Collected data entries
+++
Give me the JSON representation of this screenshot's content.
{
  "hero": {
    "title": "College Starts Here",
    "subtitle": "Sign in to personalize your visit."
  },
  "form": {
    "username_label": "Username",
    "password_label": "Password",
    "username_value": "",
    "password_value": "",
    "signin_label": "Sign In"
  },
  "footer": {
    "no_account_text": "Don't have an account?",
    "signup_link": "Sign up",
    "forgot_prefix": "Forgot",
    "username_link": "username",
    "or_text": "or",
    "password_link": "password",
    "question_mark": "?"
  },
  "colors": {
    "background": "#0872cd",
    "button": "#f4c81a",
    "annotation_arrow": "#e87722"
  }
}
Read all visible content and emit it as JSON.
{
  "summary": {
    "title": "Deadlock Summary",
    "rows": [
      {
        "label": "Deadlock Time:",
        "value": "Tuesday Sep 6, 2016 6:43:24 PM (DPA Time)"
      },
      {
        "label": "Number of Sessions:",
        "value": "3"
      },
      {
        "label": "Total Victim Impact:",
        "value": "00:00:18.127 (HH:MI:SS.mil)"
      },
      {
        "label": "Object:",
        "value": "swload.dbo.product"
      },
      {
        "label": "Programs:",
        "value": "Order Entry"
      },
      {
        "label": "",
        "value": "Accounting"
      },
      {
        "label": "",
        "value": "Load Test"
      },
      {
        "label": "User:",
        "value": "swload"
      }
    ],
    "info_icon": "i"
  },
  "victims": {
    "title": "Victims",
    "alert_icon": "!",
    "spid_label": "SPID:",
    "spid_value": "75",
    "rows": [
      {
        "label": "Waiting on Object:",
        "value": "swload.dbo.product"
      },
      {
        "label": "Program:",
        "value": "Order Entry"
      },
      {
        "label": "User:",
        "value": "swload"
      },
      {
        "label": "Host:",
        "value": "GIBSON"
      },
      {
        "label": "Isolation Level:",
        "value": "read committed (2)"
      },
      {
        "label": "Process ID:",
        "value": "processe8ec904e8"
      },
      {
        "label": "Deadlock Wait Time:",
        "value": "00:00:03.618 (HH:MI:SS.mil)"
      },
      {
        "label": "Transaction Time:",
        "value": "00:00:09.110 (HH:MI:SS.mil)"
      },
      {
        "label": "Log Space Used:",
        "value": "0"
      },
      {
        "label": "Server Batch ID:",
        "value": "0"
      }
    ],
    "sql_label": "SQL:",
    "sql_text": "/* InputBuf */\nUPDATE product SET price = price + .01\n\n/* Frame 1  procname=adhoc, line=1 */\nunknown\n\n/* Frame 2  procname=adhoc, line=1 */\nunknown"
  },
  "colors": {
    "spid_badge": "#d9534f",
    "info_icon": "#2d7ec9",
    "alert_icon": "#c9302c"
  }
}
+++
### [Goal of the exercise]
Copy out each line in the listing that has the word "JSON".

### [Exercise output]
Give me the JSON representation of this screenshot's content.
Read all visible content and emit it as JSON.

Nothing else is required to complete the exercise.